Supplied information:
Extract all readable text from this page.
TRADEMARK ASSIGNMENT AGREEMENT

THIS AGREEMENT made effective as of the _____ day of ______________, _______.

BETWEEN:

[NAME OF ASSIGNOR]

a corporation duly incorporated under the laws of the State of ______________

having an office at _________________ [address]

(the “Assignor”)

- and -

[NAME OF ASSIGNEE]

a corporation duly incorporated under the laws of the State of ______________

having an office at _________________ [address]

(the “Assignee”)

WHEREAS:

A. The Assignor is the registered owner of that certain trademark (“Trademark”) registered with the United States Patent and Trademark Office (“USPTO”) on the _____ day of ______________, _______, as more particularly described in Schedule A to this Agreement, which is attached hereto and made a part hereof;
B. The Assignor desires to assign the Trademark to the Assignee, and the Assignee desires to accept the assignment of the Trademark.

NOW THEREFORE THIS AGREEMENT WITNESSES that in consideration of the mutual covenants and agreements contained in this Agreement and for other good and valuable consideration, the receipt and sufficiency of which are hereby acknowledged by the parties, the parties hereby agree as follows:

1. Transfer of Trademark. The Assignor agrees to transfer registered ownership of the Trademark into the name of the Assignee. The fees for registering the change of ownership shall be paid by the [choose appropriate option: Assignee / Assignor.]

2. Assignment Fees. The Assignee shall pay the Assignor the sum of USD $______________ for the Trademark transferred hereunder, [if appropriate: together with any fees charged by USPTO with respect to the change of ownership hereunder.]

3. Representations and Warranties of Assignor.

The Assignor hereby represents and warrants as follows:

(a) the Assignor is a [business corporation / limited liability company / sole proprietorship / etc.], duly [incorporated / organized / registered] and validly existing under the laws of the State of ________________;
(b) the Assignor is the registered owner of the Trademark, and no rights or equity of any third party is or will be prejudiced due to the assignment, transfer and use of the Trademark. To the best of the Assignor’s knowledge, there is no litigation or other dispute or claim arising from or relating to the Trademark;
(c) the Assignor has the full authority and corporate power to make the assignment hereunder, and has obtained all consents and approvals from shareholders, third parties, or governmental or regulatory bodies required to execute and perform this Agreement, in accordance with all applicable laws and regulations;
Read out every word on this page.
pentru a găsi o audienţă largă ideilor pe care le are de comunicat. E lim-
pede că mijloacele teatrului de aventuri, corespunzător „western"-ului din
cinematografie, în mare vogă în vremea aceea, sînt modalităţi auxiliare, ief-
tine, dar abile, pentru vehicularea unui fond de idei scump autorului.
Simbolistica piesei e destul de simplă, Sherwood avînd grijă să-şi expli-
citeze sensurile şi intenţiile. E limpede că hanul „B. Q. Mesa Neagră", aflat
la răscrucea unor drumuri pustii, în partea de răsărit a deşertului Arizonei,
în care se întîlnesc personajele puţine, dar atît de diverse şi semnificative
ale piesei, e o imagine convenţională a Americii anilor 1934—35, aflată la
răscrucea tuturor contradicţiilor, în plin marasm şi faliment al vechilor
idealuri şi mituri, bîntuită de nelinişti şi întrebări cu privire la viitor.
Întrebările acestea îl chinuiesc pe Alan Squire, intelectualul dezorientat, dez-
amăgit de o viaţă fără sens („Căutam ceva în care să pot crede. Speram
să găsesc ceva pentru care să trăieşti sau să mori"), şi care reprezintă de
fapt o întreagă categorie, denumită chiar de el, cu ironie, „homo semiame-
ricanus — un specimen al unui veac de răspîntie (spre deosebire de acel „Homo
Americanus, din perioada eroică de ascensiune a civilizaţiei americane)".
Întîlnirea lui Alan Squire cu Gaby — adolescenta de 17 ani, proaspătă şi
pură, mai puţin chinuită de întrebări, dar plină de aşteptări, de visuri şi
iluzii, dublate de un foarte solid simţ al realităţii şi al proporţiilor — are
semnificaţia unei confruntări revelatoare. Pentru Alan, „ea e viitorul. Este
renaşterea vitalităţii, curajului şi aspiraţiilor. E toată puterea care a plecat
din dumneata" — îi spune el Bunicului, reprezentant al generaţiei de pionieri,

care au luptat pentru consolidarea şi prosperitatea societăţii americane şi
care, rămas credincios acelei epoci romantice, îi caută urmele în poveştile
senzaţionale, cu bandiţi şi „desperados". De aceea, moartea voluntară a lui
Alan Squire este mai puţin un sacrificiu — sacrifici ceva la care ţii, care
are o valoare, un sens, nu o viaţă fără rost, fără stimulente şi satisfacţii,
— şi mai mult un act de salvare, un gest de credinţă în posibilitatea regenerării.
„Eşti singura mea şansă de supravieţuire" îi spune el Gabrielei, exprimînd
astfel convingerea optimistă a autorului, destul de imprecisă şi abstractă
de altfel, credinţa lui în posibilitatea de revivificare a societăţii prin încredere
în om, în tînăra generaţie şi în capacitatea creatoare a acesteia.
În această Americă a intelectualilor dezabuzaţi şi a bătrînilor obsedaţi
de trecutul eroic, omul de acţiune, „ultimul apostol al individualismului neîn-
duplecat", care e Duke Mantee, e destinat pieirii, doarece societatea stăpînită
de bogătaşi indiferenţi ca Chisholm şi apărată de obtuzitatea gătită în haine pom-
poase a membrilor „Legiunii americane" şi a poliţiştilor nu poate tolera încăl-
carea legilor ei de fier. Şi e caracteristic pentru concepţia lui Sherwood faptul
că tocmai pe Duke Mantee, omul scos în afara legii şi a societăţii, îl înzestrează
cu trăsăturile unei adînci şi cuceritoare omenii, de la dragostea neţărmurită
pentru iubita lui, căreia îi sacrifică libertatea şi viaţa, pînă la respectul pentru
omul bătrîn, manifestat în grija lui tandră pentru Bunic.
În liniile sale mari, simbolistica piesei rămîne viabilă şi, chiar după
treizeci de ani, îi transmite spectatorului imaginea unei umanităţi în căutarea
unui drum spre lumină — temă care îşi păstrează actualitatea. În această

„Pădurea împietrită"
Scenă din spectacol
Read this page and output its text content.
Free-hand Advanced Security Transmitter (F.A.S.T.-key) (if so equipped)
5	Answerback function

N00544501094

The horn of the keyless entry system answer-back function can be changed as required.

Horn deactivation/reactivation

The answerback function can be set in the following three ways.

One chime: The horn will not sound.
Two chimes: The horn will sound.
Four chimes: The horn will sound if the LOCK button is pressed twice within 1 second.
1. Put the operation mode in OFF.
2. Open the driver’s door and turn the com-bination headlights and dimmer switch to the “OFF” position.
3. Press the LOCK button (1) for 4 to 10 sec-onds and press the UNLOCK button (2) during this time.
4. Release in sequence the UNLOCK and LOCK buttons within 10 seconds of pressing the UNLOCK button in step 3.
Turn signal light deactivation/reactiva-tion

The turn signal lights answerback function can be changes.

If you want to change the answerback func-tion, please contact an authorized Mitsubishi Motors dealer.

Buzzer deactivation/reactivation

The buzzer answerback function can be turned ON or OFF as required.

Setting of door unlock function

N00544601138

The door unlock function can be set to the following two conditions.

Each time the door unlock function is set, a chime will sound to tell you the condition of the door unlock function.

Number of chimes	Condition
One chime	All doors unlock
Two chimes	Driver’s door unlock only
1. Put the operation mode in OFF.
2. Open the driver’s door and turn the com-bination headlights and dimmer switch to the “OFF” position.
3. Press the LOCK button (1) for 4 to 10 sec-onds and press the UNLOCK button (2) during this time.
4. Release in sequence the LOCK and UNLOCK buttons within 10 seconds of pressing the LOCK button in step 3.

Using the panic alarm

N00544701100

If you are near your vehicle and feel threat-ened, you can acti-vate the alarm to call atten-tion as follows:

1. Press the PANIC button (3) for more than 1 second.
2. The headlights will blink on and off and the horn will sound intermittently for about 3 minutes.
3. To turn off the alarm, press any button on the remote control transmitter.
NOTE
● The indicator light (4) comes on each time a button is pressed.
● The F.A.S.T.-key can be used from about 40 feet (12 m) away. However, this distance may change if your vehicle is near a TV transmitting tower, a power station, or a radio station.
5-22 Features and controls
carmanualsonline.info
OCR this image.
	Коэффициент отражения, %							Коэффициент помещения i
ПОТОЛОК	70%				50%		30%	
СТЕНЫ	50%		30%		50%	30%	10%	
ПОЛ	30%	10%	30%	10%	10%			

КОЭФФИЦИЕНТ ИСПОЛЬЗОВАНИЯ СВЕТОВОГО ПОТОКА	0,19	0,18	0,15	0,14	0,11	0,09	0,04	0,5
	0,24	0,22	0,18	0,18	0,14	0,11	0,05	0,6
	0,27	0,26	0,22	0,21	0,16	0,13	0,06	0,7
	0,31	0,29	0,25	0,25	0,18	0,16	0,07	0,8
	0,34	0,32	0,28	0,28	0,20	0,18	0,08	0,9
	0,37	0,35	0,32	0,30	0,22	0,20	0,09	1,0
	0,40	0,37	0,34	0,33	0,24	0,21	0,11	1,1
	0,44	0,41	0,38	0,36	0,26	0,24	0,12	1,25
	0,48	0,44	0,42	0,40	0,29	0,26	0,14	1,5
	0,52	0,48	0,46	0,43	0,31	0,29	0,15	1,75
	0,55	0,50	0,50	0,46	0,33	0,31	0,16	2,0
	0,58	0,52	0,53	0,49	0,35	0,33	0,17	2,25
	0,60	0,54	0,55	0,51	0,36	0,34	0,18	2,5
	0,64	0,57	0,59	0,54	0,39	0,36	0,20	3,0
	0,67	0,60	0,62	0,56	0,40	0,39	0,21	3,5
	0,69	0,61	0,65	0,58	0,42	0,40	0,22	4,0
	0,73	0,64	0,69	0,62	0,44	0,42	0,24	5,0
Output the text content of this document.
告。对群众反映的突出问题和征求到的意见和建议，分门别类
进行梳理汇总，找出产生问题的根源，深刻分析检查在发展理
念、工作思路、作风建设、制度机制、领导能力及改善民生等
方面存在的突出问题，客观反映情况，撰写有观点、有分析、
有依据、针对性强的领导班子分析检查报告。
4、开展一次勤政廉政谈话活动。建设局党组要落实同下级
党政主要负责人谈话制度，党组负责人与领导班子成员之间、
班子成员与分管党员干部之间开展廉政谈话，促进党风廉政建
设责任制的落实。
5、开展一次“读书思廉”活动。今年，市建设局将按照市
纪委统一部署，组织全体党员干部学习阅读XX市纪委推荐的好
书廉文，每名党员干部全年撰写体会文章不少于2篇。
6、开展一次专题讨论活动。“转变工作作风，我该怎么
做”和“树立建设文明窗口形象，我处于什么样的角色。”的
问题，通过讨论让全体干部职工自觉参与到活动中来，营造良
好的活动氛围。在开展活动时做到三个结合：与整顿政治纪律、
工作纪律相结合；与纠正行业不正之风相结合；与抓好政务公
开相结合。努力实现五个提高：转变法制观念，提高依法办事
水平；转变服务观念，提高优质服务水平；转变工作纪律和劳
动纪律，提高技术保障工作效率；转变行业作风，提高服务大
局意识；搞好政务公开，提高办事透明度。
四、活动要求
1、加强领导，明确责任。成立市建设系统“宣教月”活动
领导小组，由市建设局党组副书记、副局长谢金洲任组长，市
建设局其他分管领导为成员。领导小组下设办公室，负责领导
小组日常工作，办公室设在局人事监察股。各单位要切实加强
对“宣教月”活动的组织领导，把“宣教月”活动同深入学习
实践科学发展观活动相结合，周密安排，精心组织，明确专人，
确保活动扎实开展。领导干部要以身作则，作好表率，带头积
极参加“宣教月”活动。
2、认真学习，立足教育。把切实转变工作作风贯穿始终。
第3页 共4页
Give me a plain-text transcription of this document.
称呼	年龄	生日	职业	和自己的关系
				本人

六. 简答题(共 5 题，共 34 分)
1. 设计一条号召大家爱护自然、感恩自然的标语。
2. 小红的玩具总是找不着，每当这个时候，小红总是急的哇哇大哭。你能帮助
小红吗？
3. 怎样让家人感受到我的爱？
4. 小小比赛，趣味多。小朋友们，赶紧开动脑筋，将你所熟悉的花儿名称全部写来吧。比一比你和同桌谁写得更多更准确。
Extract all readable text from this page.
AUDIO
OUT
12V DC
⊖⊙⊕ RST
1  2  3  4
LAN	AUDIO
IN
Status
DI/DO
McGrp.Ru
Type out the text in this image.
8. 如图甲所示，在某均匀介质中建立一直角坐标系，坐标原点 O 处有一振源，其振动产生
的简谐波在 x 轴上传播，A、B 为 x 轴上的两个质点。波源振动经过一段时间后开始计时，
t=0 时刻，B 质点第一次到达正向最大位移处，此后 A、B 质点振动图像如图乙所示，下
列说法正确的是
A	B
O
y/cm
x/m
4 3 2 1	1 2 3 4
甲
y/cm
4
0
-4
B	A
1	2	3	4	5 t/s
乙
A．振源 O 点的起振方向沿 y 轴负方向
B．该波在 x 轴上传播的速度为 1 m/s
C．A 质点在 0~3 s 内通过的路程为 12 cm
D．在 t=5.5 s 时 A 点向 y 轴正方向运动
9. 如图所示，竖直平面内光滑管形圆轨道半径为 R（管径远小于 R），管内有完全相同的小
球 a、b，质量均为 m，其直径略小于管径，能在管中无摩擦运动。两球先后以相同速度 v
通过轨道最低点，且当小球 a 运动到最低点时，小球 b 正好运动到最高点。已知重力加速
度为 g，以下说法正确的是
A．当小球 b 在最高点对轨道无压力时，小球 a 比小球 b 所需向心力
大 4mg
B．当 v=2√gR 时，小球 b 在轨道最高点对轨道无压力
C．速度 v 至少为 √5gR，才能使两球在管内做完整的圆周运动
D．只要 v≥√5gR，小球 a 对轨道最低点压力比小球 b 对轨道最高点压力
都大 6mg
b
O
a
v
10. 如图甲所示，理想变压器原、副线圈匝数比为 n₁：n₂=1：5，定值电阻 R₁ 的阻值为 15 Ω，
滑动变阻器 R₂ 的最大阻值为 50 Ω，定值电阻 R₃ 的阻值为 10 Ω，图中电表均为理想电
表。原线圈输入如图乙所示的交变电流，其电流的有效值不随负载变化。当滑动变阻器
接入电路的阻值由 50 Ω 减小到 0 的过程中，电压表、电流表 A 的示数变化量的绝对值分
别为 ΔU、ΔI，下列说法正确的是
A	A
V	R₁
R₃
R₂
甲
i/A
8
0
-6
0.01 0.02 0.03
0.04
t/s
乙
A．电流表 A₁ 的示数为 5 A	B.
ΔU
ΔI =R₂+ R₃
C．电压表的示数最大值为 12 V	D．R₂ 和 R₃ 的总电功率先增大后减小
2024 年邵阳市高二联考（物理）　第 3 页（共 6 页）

What is needed: Copy each line of the records above that carries the word "Release".

Full solution:
4. Release in sequence the UNLOCK and LOCK buttons within 10 seconds of pressing the UNLOCK button in step 3.
4. Release in sequence the LOCK and UNLOCK buttons within 10 seconds of pressing the LOCK button in step 3.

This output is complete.